_Required work_.
A – In the listing, from its first line through the line containing "The second receiving", switch "rotatable member" to "rotary member" and return those lines with nothing else changed.
B – Continue the text on fridge-freezer thermostats and low ambient temperatures from the point where it stops.
** Start of Text to read **
Have tried cleaning contacts as there was a water issue at some point, technician also changed both pcb’s before giving me the bad news having had a few like it through the years.....
Whats wrong with the fridge, will be surprised if its a wiring issue unless the wirings in the door or something else that moves, cant understand how it would get worn, can it not be rewired?
 
If your going that route most domestic fridges & freezers will stop below 14 degrees ambient ( coming from a fridge engineer )

The problem the "engineer" is talking about is when a fridge-freezer has a single thermostat on the fridge evaporator plate. It's set to cut in at 3.5c so it auto defrosts the fridge plate. The freezer has no thermostat and the refrigerant flows through it first, making it much colder than the fridge by the time the thermostat trips off. If the ambient temperature doesn't get up to 3.5c the compressor never runs, this is ok for the fridge... But the freezer defrosts ?
** End of Text to read **
** Start of Data for the task **
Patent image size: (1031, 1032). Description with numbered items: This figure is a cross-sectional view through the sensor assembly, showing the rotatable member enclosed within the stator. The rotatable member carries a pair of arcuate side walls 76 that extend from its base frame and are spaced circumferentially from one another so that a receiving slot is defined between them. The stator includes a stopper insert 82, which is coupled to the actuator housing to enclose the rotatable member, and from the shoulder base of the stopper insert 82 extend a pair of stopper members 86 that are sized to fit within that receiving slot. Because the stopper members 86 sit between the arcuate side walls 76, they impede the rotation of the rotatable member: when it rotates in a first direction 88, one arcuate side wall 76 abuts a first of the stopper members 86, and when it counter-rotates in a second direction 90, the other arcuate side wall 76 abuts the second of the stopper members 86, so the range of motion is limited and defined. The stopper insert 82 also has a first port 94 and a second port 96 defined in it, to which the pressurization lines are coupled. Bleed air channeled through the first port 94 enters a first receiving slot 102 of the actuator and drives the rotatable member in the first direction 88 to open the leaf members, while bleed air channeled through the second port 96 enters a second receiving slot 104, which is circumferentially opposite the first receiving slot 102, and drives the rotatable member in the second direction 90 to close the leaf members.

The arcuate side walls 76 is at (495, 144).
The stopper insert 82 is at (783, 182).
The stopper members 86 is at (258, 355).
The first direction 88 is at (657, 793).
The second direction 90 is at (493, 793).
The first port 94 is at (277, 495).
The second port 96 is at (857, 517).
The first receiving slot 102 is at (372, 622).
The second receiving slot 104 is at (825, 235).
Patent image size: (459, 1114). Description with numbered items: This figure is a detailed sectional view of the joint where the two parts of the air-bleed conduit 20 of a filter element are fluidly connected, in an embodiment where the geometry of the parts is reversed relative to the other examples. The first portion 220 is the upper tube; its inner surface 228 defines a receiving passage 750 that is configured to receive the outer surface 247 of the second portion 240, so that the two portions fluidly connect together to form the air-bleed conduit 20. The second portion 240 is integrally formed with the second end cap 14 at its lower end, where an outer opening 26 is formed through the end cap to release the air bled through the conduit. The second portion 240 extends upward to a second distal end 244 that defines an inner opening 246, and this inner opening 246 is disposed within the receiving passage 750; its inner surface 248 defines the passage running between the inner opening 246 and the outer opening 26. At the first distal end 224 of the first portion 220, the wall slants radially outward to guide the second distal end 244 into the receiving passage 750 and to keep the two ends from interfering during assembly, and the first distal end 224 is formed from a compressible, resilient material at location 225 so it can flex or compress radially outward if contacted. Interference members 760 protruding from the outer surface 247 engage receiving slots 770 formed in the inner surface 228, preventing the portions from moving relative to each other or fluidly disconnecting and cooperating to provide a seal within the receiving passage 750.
** End of Data for the task **
_Answers below_.
A –
Patent image size: (1031, 1032). Description with numbered items: This figure is a cross-sectional view through the sensor assembly, showing the rotary member enclosed within the stator. The rotary member carries a pair of arcuate side walls 76 that extend from its base frame and are spaced circumferentially from one another so that a receiving slot is defined between them. The stator includes a stopper insert 82, which is coupled to the actuator housing to enclose the rotary member, and from the shoulder base of the stopper insert 82 extend a pair of stopper members 86 that are sized to fit within that receiving slot. Because the stopper members 86 sit between the arcuate side walls 76, they impede the rotation of the rotary member: when it rotates in a first direction 88, one arcuate side wall 76 abuts a first of the stopper members 86, and when it counter-rotates in a second direction 90, the other arcuate side wall 76 abuts the second of the stopper members 86, so the range of motion is limited and defined. The stopper insert 82 also has a first port 94 and a second port 96 defined in it, to which the pressurization lines are coupled. Bleed air channeled through the first port 94 enters a first receiving slot 102 of the actuator and drives the rotary member in the first direction 88 to open the leaf members, while bleed air channeled through the second port 96 enters a second receiving slot 104, which is circumferentially opposite the first receiving slot 102, and drives the rotary member in the second direction 90 to close the leaf members.

The arcuate side walls 76 is at (495, 144).
The stopper insert 82 is at (783, 182).
The stopper members 86 is at (258, 355).
The first direction 88 is at (657, 793).
The second direction 90 is at (493, 793).
The first port 94 is at (277, 495).
The second port 96 is at (857, 517).
The first receiving slot 102 is at (372, 622).
The second receiving slot 104 is at (825, 235).

B –
 
The climate classes:


SN = Subnormal: suitable for use in ambient temperatures of +10°C to +32°C


N = Normal: suitable for use in ambient temperatures of +16°C to +32°C


ST =Subtropical: suitable for use in ambient temperatures of +16°C to +38°C


T = Tropical: suitable for use in ambient temperatures of +16°C to +43°C
 
I have bought two A+ mains fridges one is in my current van and one that will be going in the van I will be building next year.

The key is a good Pure Sine Wave inverter preferably with an energy saving mode and a rated output that is far in excess of what the fridge actually draws to cope with the initial inrush current!

I produced this review of my setup and Inverters that you may find interesting.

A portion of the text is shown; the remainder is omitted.